◆ **To do**
Write out the full listing again, exactly as it stands.

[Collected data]
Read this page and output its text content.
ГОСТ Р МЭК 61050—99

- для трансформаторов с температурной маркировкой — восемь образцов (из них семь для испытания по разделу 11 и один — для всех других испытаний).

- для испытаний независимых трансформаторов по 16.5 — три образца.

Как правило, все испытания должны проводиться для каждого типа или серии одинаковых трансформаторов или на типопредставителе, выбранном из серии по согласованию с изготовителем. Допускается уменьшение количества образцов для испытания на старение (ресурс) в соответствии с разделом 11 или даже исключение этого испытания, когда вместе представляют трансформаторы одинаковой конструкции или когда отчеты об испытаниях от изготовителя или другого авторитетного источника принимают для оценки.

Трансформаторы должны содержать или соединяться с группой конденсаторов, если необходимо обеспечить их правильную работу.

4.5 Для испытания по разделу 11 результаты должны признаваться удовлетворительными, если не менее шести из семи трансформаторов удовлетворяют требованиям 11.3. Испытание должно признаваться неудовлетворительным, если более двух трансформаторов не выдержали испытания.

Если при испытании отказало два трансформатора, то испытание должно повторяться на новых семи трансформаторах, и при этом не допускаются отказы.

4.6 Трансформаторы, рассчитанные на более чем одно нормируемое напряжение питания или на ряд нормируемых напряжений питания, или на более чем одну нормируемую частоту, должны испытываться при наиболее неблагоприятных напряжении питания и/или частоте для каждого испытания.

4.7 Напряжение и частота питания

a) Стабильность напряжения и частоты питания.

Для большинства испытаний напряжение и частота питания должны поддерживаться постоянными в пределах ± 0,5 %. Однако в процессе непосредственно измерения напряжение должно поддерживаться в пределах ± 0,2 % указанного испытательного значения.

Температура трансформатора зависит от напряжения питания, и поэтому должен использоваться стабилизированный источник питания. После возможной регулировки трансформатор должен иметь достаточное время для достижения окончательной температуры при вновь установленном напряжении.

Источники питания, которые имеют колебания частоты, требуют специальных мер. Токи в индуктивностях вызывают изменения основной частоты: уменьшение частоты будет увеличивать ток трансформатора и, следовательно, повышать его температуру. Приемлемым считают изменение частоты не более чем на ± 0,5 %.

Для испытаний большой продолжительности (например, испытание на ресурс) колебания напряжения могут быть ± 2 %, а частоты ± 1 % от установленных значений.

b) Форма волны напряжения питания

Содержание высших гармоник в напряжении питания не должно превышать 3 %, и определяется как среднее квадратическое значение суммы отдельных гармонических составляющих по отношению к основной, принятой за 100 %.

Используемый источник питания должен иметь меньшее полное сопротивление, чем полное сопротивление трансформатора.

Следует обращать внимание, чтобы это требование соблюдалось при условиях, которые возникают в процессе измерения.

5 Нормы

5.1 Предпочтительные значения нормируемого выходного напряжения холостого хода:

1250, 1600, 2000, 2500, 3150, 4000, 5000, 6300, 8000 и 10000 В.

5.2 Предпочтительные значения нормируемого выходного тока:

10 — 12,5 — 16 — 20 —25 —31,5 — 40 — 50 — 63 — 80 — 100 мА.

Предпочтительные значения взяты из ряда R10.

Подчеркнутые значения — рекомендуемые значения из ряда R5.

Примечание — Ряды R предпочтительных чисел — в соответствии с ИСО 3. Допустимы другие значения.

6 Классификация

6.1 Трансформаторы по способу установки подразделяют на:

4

◆ **Final result**
Read this page and output its text content.
ГОСТ Р МЭК 61050—99

- для трансформаторов с температурной маркировкой — восемь образцов (из них семь для испытания по разделу 11 и один — для всех других испытаний).

- для испытаний независимых трансформаторов по 16.5 — три образца.

Как правило, все испытания должны проводиться для каждого типа или серии одинаковых трансформаторов или на типопредставителе, выбранном из серии по согласованию с изготовителем. Допускается уменьшение количества образцов для испытания на старение (ресурс) в соответствии с разделом 11 или даже исключение этого испытания, когда вместе представляют трансформаторы одинаковой конструкции или когда отчеты об испытаниях от изготовителя или другого авторитетного источника принимают для оценки.

Трансформаторы должны содержать или соединяться с группой конденсаторов, если необходимо обеспечить их правильную работу.

4.5 Для испытания по разделу 11 результаты должны признаваться удовлетворительными, если не менее шести из семи трансформаторов удовлетворяют требованиям 11.3. Испытание должно признаваться неудовлетворительным, если более двух трансформаторов не выдержали испытания.

Если при испытании отказало два трансформатора, то испытание должно повторяться на новых семи трансформаторах, и при этом не допускаются отказы.

4.6 Трансформаторы, рассчитанные на более чем одно нормируемое напряжение питания или на ряд нормируемых напряжений питания, или на более чем одну нормируемую частоту, должны испытываться при наиболее неблагоприятных напряжении питания и/или частоте для каждого испытания.

4.7 Напряжение и частота питания

a) Стабильность напряжения и частоты питания.

Для большинства испытаний напряжение и частота питания должны поддерживаться постоянными в пределах ± 0,5 %. Однако в процессе непосредственно измерения напряжение должно поддерживаться в пределах ± 0,2 % указанного испытательного значения.

Температура трансформатора зависит от напряжения питания, и поэтому должен использоваться стабилизированный источник питания. После возможной регулировки трансформатор должен иметь достаточное время для достижения окончательной температуры при вновь установленном напряжении.

Источники питания, которые имеют колебания частоты, требуют специальных мер. Токи в индуктивностях вызывают изменения основной частоты: уменьшение частоты будет увеличивать ток трансформатора и, следовательно, повышать его температуру. Приемлемым считают изменение частоты не более чем на ± 0,5 %.

Для испытаний большой продолжительности (например, испытание на ресурс) колебания напряжения могут быть ± 2 %, а частоты ± 1 % от установленных значений.

b) Форма волны напряжения питания

Содержание высших гармоник в напряжении питания не должно превышать 3 %, и определяется как среднее квадратическое значение суммы отдельных гармонических составляющих по отношению к основной, принятой за 100 %.

Используемый источник питания должен иметь меньшее полное сопротивление, чем полное сопротивление трансформатора.

Следует обращать внимание, чтобы это требование соблюдалось при условиях, которые возникают в процессе измерения.

5 Нормы

5.1 Предпочтительные значения нормируемого выходного напряжения холостого хода:

1250, 1600, 2000, 2500, 3150, 4000, 5000, 6300, 8000 и 10000 В.

5.2 Предпочтительные значения нормируемого выходного тока:

10 — 12,5 — 16 — 20 —25 —31,5 — 40 — 50 — 63 — 80 — 100 мА.

Предпочтительные значения взяты из ряда R10.

Подчеркнутые значения — рекомендуемые значения из ряда R5.

Примечание — Ряды R предпочтительных чисел — в соответствии с ИСО 3. Допустимы другие значения.

6 Классификация

6.1 Трансформаторы по способу установки подразделяют на:

4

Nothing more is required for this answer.